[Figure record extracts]
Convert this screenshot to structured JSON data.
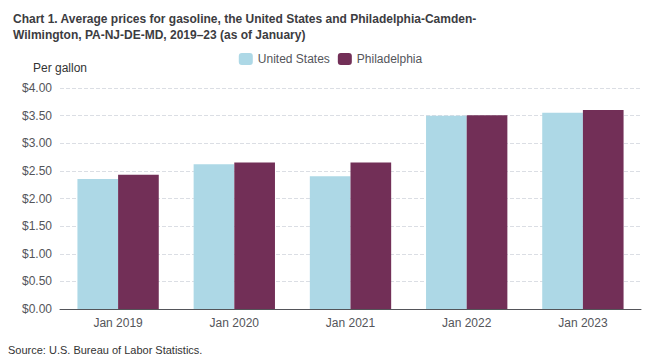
{
  "chart_data": {
    "type": "bar",
    "title": "Chart 1. Average prices for gasoline, the United States and Philadelphia-Camden-\nWilmington, PA-NJ-DE-MD, 2019–23 (as of January)",
    "ylabel": "Per gallon",
    "annotations": [
      "Source: U.S. Bureau of Labor Statistics."
    ],
    "categories": [
      "Jan 2019",
      "Jan 2020",
      "Jan 2021",
      "Jan 2022",
      "Jan 2023"
    ],
    "series": [
      {
        "name": "United States",
        "color": "#ADD8E6",
        "values": [
          2.354,
          2.622,
          2.402,
          3.499,
          3.554
        ]
      },
      {
        "name": "Philadelphia",
        "color": "#722F57",
        "values": [
          2.432,
          2.652,
          2.652,
          3.506,
          3.601
        ]
      }
    ],
    "ylim": [
      0,
      4.0
    ],
    "yticks": [
      {
        "value": 0.0,
        "label": "$0.00"
      },
      {
        "value": 0.5,
        "label": "$0.50"
      },
      {
        "value": 1.0,
        "label": "$1.00"
      },
      {
        "value": 1.5,
        "label": "$1.50"
      },
      {
        "value": 2.0,
        "label": "$2.00"
      },
      {
        "value": 2.5,
        "label": "$2.50"
      },
      {
        "value": 3.0,
        "label": "$3.00"
      },
      {
        "value": 3.5,
        "label": "$3.50"
      },
      {
        "value": 4.0,
        "label": "$4.00"
      }
    ],
    "grid": true,
    "legend": "top"
  }
}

What is being asked: Omit the pictures, then quote the rest of the material above exactly.

Written answer:
Convert this screenshot to structured JSON data.
{
  "chart_data": {
    "type": "bar",
    "title": "Chart 1. Average prices for gasoline, the United States and Philadelphia-Camden-\nWilmington, PA-NJ-DE-MD, 2019–23 (as of January)",
    "ylabel": "Per gallon",
    "annotations": [
      "Source: U.S. Bureau of Labor Statistics."
    ],
    "categories": [
      "Jan 2019",
      "Jan 2020",
      "Jan 2021",
      "Jan 2022",
      "Jan 2023"
    ],
    "series": [
      {
        "name": "United States",
        "color": "#ADD8E6",
        "values": [
          2.354,
          2.622,
          2.402,
          3.499,
          3.554
        ]
      },
      {
        "name": "Philadelphia",
        "color": "#722F57",
        "values": [
          2.432,
          2.652,
          2.652,
          3.506,
          3.601
        ]
      }
    ],
    "ylim": [
      0,
      4.0
    ],
    "yticks": [
      {
        "value": 0.0,
        "label": "$0.00"
      },
      {
        "value": 0.5,
        "label": "$0.50"
      },
      {
        "value": 1.0,
        "label": "$1.00"
      },
      {
        "value": 1.5,
        "label": "$1.50"
      },
      {
        "value": 2.0,
        "label": "$2.00"
      },
      {
        "value": 2.5,
        "label": "$2.50"
      },
      {
        "value": 3.0,
        "label": "$3.00"
      },
      {
        "value": 3.5,
        "label": "$3.50"
      },
      {
        "value": 4.0,
        "label": "$4.00"
      }
    ],
    "grid": true,
    "legend": "top"
  }
}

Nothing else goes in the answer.